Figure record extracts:
☆ ☆ ☆ ☆

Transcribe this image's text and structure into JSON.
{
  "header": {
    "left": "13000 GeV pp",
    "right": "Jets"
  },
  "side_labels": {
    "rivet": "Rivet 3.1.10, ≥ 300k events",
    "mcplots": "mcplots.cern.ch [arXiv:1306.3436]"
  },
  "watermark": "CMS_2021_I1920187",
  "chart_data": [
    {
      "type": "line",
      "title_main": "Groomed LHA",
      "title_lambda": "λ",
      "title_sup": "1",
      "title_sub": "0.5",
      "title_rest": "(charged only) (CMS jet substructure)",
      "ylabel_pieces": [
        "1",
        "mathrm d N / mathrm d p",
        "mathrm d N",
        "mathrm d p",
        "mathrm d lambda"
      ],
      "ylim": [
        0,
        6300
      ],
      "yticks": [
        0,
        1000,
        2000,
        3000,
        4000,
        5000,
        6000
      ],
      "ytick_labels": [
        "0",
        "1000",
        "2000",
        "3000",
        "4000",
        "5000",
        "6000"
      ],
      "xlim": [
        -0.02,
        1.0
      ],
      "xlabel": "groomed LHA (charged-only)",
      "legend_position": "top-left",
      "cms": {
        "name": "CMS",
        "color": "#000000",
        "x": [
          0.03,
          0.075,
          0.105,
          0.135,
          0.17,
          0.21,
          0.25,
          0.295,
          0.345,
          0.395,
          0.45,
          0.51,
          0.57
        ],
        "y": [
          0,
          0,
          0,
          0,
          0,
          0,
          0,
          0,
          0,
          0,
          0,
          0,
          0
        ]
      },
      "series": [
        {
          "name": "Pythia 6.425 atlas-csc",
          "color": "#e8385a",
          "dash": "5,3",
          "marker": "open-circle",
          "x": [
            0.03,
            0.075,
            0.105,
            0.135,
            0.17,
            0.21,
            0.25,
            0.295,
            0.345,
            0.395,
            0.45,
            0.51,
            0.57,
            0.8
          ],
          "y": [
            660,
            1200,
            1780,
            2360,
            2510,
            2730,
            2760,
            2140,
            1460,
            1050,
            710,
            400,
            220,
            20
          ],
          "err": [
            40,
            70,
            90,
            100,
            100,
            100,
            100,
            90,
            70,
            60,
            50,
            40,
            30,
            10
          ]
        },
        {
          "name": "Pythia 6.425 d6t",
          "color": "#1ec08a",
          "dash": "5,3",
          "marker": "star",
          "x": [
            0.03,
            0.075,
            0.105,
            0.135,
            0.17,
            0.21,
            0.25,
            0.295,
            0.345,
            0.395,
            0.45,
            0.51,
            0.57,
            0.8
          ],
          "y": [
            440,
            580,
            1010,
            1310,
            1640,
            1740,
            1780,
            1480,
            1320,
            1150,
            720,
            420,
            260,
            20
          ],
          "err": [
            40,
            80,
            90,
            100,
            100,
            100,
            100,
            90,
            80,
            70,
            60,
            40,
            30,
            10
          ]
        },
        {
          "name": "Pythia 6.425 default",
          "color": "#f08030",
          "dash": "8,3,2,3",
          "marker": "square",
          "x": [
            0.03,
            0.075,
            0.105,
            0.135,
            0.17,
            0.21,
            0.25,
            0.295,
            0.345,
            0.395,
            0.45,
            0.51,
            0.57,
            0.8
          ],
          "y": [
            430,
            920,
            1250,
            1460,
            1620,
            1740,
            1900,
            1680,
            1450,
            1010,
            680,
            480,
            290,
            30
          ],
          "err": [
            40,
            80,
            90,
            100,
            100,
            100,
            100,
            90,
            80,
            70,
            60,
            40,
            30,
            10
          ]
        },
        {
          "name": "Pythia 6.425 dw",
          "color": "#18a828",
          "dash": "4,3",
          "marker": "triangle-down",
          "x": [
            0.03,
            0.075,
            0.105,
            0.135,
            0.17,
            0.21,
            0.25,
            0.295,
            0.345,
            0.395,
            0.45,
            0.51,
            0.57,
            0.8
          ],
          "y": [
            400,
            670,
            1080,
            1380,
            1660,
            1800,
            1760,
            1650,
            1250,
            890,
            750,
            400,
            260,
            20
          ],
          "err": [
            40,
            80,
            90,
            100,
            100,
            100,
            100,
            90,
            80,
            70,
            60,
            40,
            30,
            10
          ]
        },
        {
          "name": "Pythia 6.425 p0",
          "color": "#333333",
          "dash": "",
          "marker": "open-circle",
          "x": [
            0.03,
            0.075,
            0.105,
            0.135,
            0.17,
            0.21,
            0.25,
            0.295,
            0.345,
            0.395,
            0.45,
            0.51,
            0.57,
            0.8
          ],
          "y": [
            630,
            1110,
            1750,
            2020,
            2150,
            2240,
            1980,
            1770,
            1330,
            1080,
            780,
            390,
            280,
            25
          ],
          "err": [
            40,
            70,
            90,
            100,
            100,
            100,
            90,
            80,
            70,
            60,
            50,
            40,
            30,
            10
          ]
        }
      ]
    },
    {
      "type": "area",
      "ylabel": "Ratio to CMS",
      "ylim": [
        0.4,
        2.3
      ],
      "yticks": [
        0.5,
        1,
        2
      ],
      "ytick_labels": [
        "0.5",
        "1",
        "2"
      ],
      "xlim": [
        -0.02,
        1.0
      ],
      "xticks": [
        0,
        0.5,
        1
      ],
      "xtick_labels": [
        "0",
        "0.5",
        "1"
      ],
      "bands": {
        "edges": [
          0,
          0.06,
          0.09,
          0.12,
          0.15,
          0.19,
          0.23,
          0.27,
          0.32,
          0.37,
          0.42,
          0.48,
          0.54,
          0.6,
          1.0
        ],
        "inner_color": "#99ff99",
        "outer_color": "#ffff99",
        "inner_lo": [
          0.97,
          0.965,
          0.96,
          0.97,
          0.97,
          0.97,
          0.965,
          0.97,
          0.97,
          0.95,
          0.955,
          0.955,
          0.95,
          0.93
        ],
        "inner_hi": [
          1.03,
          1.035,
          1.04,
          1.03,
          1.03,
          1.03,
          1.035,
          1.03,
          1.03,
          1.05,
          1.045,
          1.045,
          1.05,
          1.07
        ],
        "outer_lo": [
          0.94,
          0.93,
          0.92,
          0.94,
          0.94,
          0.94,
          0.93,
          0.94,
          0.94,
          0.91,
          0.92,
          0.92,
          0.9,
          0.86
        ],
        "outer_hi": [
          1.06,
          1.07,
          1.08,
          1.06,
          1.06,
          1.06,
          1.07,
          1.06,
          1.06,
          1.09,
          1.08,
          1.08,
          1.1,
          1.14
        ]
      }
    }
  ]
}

☆ ☆ ☆ ☆

Objective: Set down the listing in full, keeping every word exactly as it is.

Final result:
Transcribe this image's text and structure into JSON.
{
  "header": {
    "left": "13000 GeV pp",
    "right": "Jets"
  },
  "side_labels": {
    "rivet": "Rivet 3.1.10, ≥ 300k events",
    "mcplots": "mcplots.cern.ch [arXiv:1306.3436]"
  },
  "watermark": "CMS_2021_I1920187",
  "chart_data": [
    {
      "type": "line",
      "title_main": "Groomed LHA",
      "title_lambda": "λ",
      "title_sup": "1",
      "title_sub": "0.5",
      "title_rest": "(charged only) (CMS jet substructure)",
      "ylabel_pieces": [
        "1",
        "mathrm d N / mathrm d p",
        "mathrm d N",
        "mathrm d p",
        "mathrm d lambda"
      ],
      "ylim": [
        0,
        6300
      ],
      "yticks": [
        0,
        1000,
        2000,
        3000,
        4000,
        5000,
        6000
      ],
      "ytick_labels": [
        "0",
        "1000",
        "2000",
        "3000",
        "4000",
        "5000",
        "6000"
      ],
      "xlim": [
        -0.02,
        1.0
      ],
      "xlabel": "groomed LHA (charged-only)",
      "legend_position": "top-left",
      "cms": {
        "name": "CMS",
        "color": "#000000",
        "x": [
          0.03,
          0.075,
          0.105,
          0.135,
          0.17,
          0.21,
          0.25,
          0.295,
          0.345,
          0.395,
          0.45,
          0.51,
          0.57
        ],
        "y": [
          0,
          0,
          0,
          0,
          0,
          0,
          0,
          0,
          0,
          0,
          0,
          0,
          0
        ]
      },
      "series": [
        {
          "name": "Pythia 6.425 atlas-csc",
          "color": "#e8385a",
          "dash": "5,3",
          "marker": "open-circle",
          "x": [
            0.03,
            0.075,
            0.105,
            0.135,
            0.17,
            0.21,
            0.25,
            0.295,
            0.345,
            0.395,
            0.45,
            0.51,
            0.57,
            0.8
          ],
          "y": [
            660,
            1200,
            1780,
            2360,
            2510,
            2730,
            2760,
            2140,
            1460,
            1050,
            710,
            400,
            220,
            20
          ],
          "err": [
            40,
            70,
            90,
            100,
            100,
            100,
            100,
            90,
            70,
            60,
            50,
            40,
            30,
            10
          ]
        },
        {
          "name": "Pythia 6.425 d6t",
          "color": "#1ec08a",
          "dash": "5,3",
          "marker": "star",
          "x": [
            0.03,
            0.075,
            0.105,
            0.135,
            0.17,
            0.21,
            0.25,
            0.295,
            0.345,
            0.395,
            0.45,
            0.51,
            0.57,
            0.8
          ],
          "y": [
            440,
            580,
            1010,
            1310,
            1640,
            1740,
            1780,
            1480,
            1320,
            1150,
            720,
            420,
            260,
            20
          ],
          "err": [
            40,
            80,
            90,
            100,
            100,
            100,
            100,
            90,
            80,
            70,
            60,
            40,
            30,
            10
          ]
        },
        {
          "name": "Pythia 6.425 default",
          "color": "#f08030",
          "dash": "8,3,2,3",
          "marker": "square",
          "x": [
            0.03,
            0.075,
            0.105,
            0.135,
            0.17,
            0.21,
            0.25,
            0.295,
            0.345,
            0.395,
            0.45,
            0.51,
            0.57,
            0.8
          ],
          "y": [
            430,
            920,
            1250,
            1460,
            1620,
            1740,
            1900,
            1680,
            1450,
            1010,
            680,
            480,
            290,
            30
          ],
          "err": [
            40,
            80,
            90,
            100,
            100,
            100,
            100,
            90,
            80,
            70,
            60,
            40,
            30,
            10
          ]
        },
        {
          "name": "Pythia 6.425 dw",
          "color": "#18a828",
          "dash": "4,3",
          "marker": "triangle-down",
          "x": [
            0.03,
            0.075,
            0.105,
            0.135,
            0.17,
            0.21,
            0.25,
            0.295,
            0.345,
            0.395,
            0.45,
            0.51,
            0.57,
            0.8
          ],
          "y": [
            400,
            670,
            1080,
            1380,
            1660,
            1800,
            1760,
            1650,
            1250,
            890,
            750,
            400,
            260,
            20
          ],
          "err": [
            40,
            80,
            90,
            100,
            100,
            100,
            100,
            90,
            80,
            70,
            60,
            40,
            30,
            10
          ]
        },
        {
          "name": "Pythia 6.425 p0",
          "color": "#333333",
          "dash": "",
          "marker": "open-circle",
          "x": [
            0.03,
            0.075,
            0.105,
            0.135,
            0.17,
            0.21,
            0.25,
            0.295,
            0.345,
            0.395,
            0.45,
            0.51,
            0.57,
            0.8
          ],
          "y": [
            630,
            1110,
            1750,
            2020,
            2150,
            2240,
            1980,
            1770,
            1330,
            1080,
            780,
            390,
            280,
            25
          ],
          "err": [
            40,
            70,
            90,
            100,
            100,
            100,
            90,
            80,
            70,
            60,
            50,
            40,
            30,
            10
          ]
        }
      ]
    },
    {
      "type": "area",
      "ylabel": "Ratio to CMS",
      "ylim": [
        0.4,
        2.3
      ],
      "yticks": [
        0.5,
        1,
        2
      ],
      "ytick_labels": [
        "0.5",
        "1",
        "2"
      ],
      "xlim": [
        -0.02,
        1.0
      ],
      "xticks": [
        0,
        0.5,
        1
      ],
      "xtick_labels": [
        "0",
        "0.5",
        "1"
      ],
      "bands": {
        "edges": [
          0,
          0.06,
          0.09,
          0.12,
          0.15,
          0.19,
          0.23,
          0.27,
          0.32,
          0.37,
          0.42,
          0.48,
          0.54,
          0.6,
          1.0
        ],
        "inner_color": "#99ff99",
        "outer_color": "#ffff99",
        "inner_lo": [
          0.97,
          0.965,
          0.96,
          0.97,
          0.97,
          0.97,
          0.965,
          0.97,
          0.97,
          0.95,
          0.955,
          0.955,
          0.95,
          0.93
        ],
        "inner_hi": [
          1.03,
          1.035,
          1.04,
          1.03,
          1.03,
          1.03,
          1.035,
          1.03,
          1.03,
          1.05,
          1.045,
          1.045,
          1.05,
          1.07
        ],
        "outer_lo": [
          0.94,
          0.93,
          0.92,
          0.94,
          0.94,
          0.94,
          0.93,
          0.94,
          0.94,
          0.91,
          0.92,
          0.92,
          0.9,
          0.86
        ],
        "outer_hi": [
          1.06,
          1.07,
          1.08,
          1.06,
          1.06,
          1.06,
          1.07,
          1.06,
          1.06,
          1.09,
          1.08,
          1.08,
          1.1,
          1.14
        ]
      }
    }
  ]
}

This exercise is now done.